## Start Text segment
2015-07-01 Thread TimA

Hi

Trying to get arm embedded cross compiler from 
https://launchpad.net/gcc-arm-embedded running on a Debian 8 (Jessie) 
amd64 machine.


Compiler is 32-bit:

$ file /usr/local/gcc-arm-none-eabi-4_9-2015q2/bin/arm-none-eabi-gcc
/usr/local/gcc-arm-none-eabi-4_9-2015q2/bin/arm-none-eabi-gcc: ELF 
32-bit LSB executable, Intel 80386, version 1 (SYSV), dynamically 
linked, interpreter /lib/ld-linux.so.2, for GNU/Linux 2.6.8, stripped


and needs these libs:

$ readelf -d /usr/local/gcc-arm-none-eabi-4_9-2015q2/bin/arm-none-eabi-gcc

Dynamic section at offset 0xb20a4 contains 26 entries:
  TagType Name/Value
 0x0001 (NEEDED) Shared library: [libm.so.6]
 0x0001 (NEEDED) Shared library: [libc.so.6]
 0x0001 (NEEDED) Shared library: [ld-linux.so.2]

So add i386 architecture

dpkg --add-architechture i386
apt-get update

apt-get install ia32-libs

to discover that this package no longer present in Jessie.
## End Text segment
- Your tasks:
1: In the post about running the ARM embedded cross compiler, what Debian release and architecture is the target machine running?
2: Continue the post about running the ARM embedded cross compiler on Debian, starting after its last sentence.
## Start Source excerpt
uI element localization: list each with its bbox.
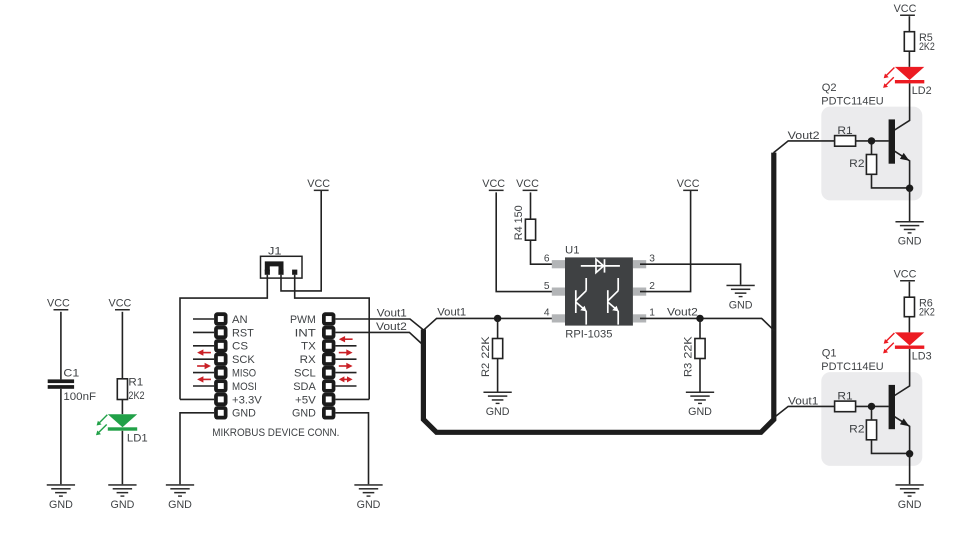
## End Source excerpt
- Task-by-task results:
1: Debian 8 (Jessie) on amd64.

2:
$ apt-get install libc-bin:i386

apt-get install libc-bin:i386
Reading package lists... Done
Building dependency tree
Reading state information... Done
The following extra packages will be installed:
  gcc-4.9-base:i386 libattr1:i386 libc6:i386 libc6-i686:i386 
libcap2:i386 libgcc1:i386

Suggested packages:
  glibc-doc:i386 locales:i386
The following packages will be REMOVED:
  libc-bin
The following NEW packages will be installed:
  gcc-4.9-base:i386 libattr1:i386 libc-bin:i386 libc6:i386 
libc6-i686:i386 libcap2:i386 libgcc1:i386

WARNING: The following essential packages will be removed.
This should NOT be done unless you know exactly what you are doing!
  libc-bin
0 upgraded, 7 newly installed, 1 to remove and 0 not upgraded.
Need to get 6,610 kB of archives.
After this operation, 12.5 MB of additional disk space will be used.
You are about to do something potentially harmful.
To continue type in the phrase 'Yes, do as I say!'

Don't think I want to go there! So question is what's the correct way to 
install 32-bit libs multiarch on the latest Debian/Ubuntu?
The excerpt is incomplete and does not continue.